EXERCISE INSTRUCTIONS
Look through the data for the string "they". Copy every line where it is found.

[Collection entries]

^^^^

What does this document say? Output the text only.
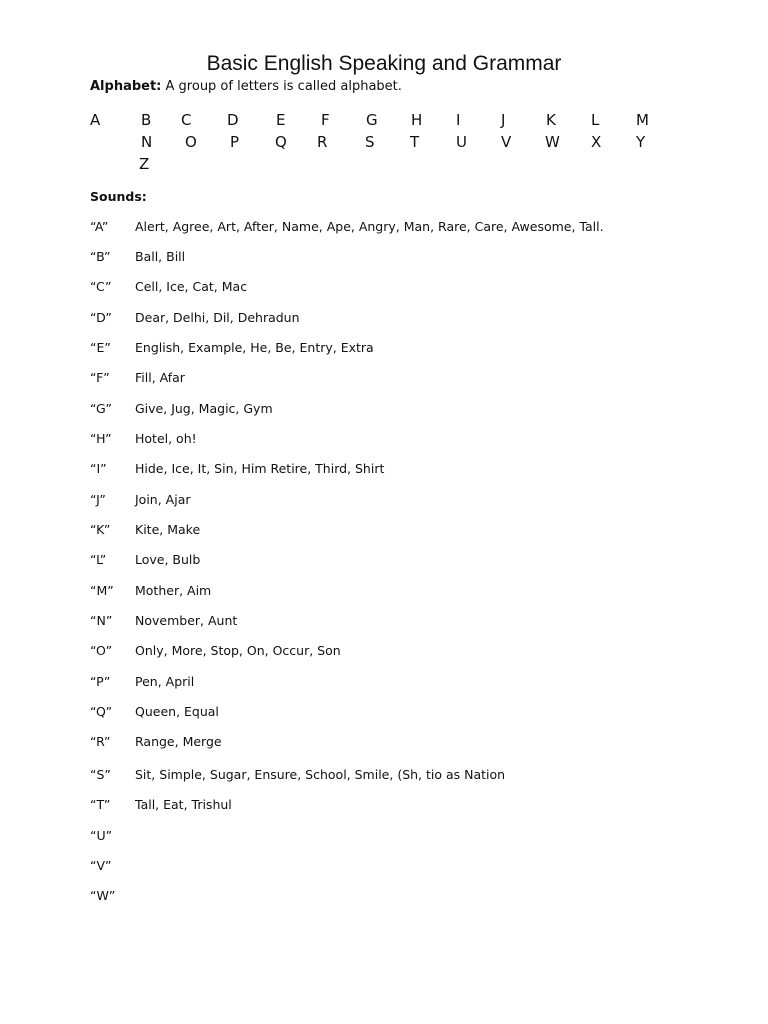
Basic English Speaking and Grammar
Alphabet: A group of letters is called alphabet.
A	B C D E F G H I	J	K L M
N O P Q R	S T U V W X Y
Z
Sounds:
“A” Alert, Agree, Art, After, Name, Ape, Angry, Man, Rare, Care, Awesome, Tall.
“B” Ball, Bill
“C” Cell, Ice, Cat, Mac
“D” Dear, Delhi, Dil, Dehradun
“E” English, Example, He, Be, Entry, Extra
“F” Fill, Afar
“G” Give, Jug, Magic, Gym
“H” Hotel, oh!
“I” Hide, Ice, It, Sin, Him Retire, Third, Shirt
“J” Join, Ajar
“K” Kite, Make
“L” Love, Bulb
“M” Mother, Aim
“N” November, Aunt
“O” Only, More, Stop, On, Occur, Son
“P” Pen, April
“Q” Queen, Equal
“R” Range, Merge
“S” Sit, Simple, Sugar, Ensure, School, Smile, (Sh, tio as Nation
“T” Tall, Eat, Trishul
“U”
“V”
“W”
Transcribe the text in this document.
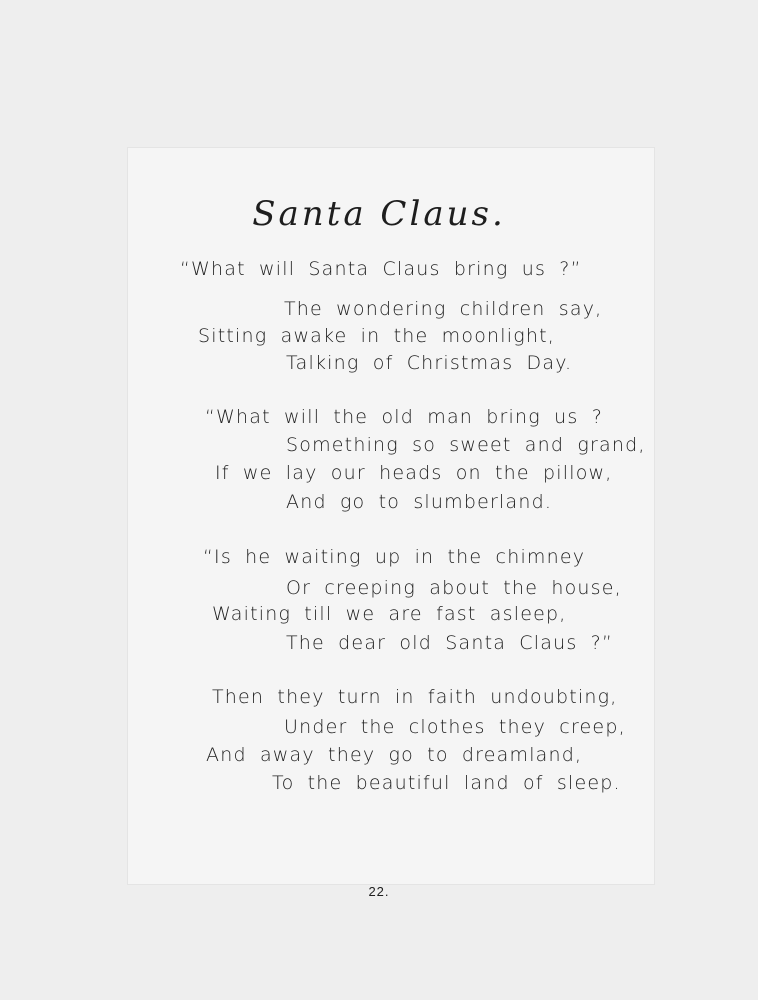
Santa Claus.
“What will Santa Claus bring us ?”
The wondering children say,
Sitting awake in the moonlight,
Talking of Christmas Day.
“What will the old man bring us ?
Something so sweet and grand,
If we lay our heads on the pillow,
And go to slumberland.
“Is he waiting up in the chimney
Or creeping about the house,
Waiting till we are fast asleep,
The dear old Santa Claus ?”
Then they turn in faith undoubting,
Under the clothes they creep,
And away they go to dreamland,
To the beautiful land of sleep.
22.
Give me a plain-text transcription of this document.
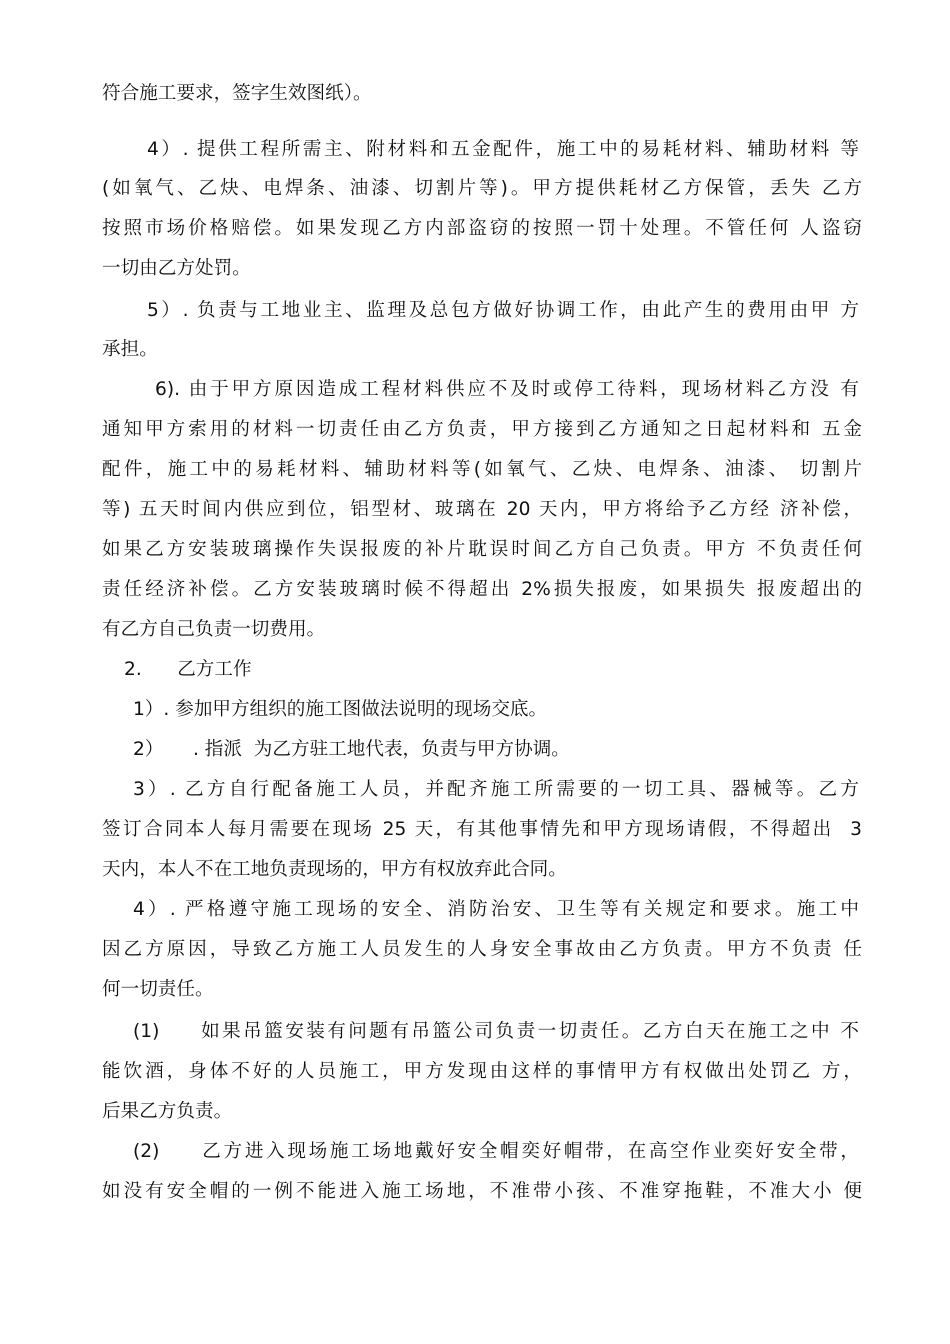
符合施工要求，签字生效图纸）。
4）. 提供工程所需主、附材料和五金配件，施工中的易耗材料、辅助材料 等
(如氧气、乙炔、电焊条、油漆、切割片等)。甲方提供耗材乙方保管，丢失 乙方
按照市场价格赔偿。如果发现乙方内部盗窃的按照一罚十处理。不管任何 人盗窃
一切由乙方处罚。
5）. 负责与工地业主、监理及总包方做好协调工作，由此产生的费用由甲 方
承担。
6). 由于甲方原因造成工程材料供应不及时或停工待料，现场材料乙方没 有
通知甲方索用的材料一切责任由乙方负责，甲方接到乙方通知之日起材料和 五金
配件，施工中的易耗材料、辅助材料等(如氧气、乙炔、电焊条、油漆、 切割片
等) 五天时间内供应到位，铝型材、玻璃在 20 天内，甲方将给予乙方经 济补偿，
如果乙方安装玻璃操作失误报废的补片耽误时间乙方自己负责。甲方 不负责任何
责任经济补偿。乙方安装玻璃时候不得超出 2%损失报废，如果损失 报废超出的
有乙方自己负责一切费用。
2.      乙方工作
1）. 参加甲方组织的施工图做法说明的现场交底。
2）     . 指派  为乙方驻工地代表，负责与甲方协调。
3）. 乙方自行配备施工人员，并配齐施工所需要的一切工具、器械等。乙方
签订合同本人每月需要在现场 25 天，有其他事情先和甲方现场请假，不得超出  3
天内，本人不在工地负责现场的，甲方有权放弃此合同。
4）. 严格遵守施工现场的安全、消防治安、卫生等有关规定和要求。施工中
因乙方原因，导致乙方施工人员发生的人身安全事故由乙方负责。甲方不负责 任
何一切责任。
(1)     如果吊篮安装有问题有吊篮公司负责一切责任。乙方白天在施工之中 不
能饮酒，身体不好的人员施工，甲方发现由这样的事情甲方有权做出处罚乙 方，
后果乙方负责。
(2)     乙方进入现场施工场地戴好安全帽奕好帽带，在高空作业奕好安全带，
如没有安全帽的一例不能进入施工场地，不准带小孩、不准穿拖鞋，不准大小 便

^^^^

RESPONSE TO THIS EXERCISE
Then they turn in faith undoubting,
Under the clothes they creep,
And away they go to dreamland,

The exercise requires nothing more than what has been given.